### EXERCISE DETAILS
Which lines contain the string "later"? Please list every one of them.
BEGIN
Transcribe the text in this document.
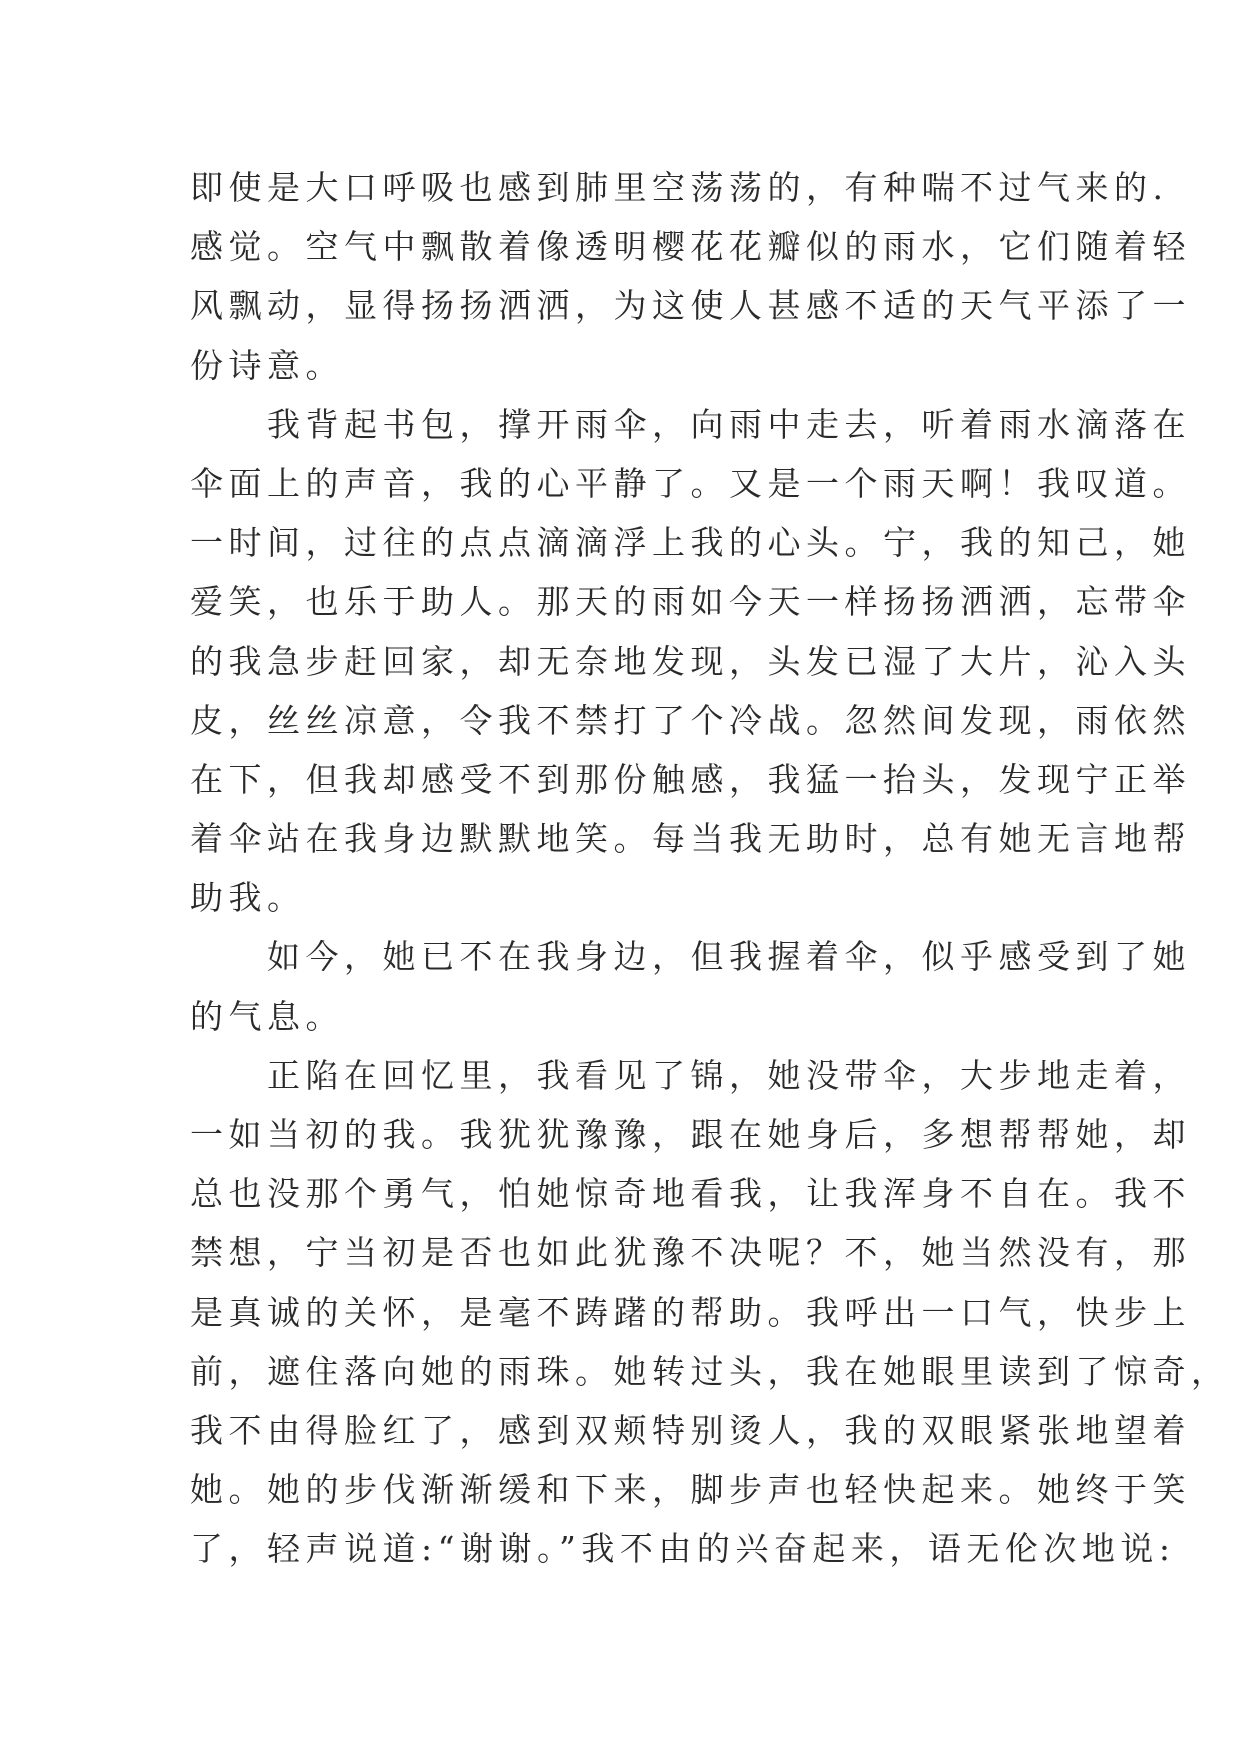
即使是大口呼吸也感到肺里空荡荡的，有种喘不过气来的.
感觉。空气中飘散着像透明樱花花瓣似的雨水，它们随着轻
风飘动，显得扬扬洒洒，为这使人甚感不适的天气平添了一
份诗意。
　　我背起书包，撑开雨伞，向雨中走去，听着雨水滴落在
伞面上的声音，我的心平静了。又是一个雨天啊！我叹道。
一时间，过往的点点滴滴浮上我的心头。宁，我的知己，她
爱笑，也乐于助人。那天的雨如今天一样扬扬洒洒，忘带伞
的我急步赶回家，却无奈地发现，头发已湿了大片，沁入头
皮，丝丝凉意，令我不禁打了个冷战。忽然间发现，雨依然
在下，但我却感受不到那份触感，我猛一抬头，发现宁正举
着伞站在我身边默默地笑。每当我无助时，总有她无言地帮
助我。
　　如今，她已不在我身边，但我握着伞，似乎感受到了她
的气息。
　　正陷在回忆里，我看见了锦，她没带伞，大步地走着，
一如当初的我。我犹犹豫豫，跟在她身后，多想帮帮她，却
总也没那个勇气，怕她惊奇地看我，让我浑身不自在。我不
禁想，宁当初是否也如此犹豫不决呢？不，她当然没有，那
是真诚的关怀，是毫不踌躇的帮助。我呼出一口气，快步上
前，遮住落向她的雨珠。她转过头，我在她眼里读到了惊奇，
我不由得脸红了，感到双颊特别烫人，我的双眼紧张地望着
她。她的步伐渐渐缓和下来，脚步声也轻快起来。她终于笑
了，轻声说道:“谢谢。”我不由的兴奋起来，语无伦次地说:
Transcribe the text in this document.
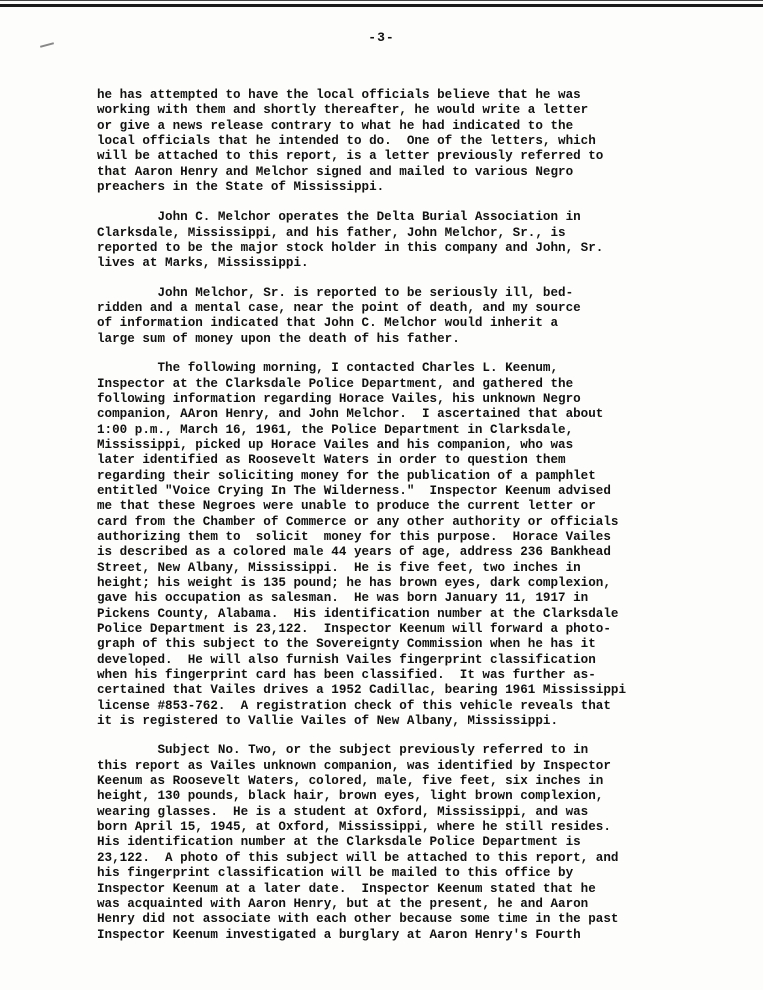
-3-
he has attempted to have the local officials believe that he was
working with them and shortly thereafter, he would write a letter
or give a news release contrary to what he had indicated to the
local officials that he intended to do.  One of the letters, which
will be attached to this report, is a letter previously referred to
that Aaron Henry and Melchor signed and mailed to various Negro
preachers in the State of Mississippi.
John C. Melchor operates the Delta Burial Association in
Clarksdale, Mississippi, and his father, John Melchor, Sr., is
reported to be the major stock holder in this company and John, Sr.
lives at Marks, Mississippi.
John Melchor, Sr. is reported to be seriously ill, bed-
ridden and a mental case, near the point of death, and my source
of information indicated that John C. Melchor would inherit a
large sum of money upon the death of his father.
The following morning, I contacted Charles L. Keenum,
Inspector at the Clarksdale Police Department, and gathered the
following information regarding Horace Vailes, his unknown Negro
companion, AAron Henry, and John Melchor.  I ascertained that about
1:00 p.m., March 16, 1961, the Police Department in Clarksdale,
Mississippi, picked up Horace Vailes and his companion, who was
later identified as Roosevelt Waters in order to question them
regarding their soliciting money for the publication of a pamphlet
entitled "Voice Crying In The Wilderness."  Inspector Keenum advised
me that these Negroes were unable to produce the current letter or
card from the Chamber of Commerce or any other authority or officials
authorizing them to  solicit  money for this purpose.  Horace Vailes
is described as a colored male 44 years of age, address 236 Bankhead
Street, New Albany, Mississippi.  He is five feet, two inches in
height; his weight is 135 pound; he has brown eyes, dark complexion,
gave his occupation as salesman.  He was born January 11, 1917 in
Pickens County, Alabama.  His identification number at the Clarksdale
Police Department is 23,122.  Inspector Keenum will forward a photo-
graph of this subject to the Sovereignty Commission when he has it
developed.  He will also furnish Vailes fingerprint classification
when his fingerprint card has been classified.  It was further as-
certained that Vailes drives a 1952 Cadillac, bearing 1961 Mississippi
license #853-762.  A registration check of this vehicle reveals that
it is registered to Vallie Vailes of New Albany, Mississippi.
Subject No. Two, or the subject previously referred to in
this report as Vailes unknown companion, was identified by Inspector
Keenum as Roosevelt Waters, colored, male, five feet, six inches in
height, 130 pounds, black hair, brown eyes, light brown complexion,
wearing glasses.  He is a student at Oxford, Mississippi, and was
born April 15, 1945, at Oxford, Mississippi, where he still resides.
His identification number at the Clarksdale Police Department is
23,122.  A photo of this subject will be attached to this report, and
his fingerprint classification will be mailed to this office by
Inspector Keenum at a later date.  Inspector Keenum stated that he
was acquainted with Aaron Henry, but at the present, he and Aaron
Henry did not associate with each other because some time in the past
Inspector Keenum investigated a burglary at Aaron Henry's Fourth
END
### COMPLETED TASK
later identified as Roosevelt Waters in order to question them
Inspector Keenum at a later date.  Inspector Keenum stated that he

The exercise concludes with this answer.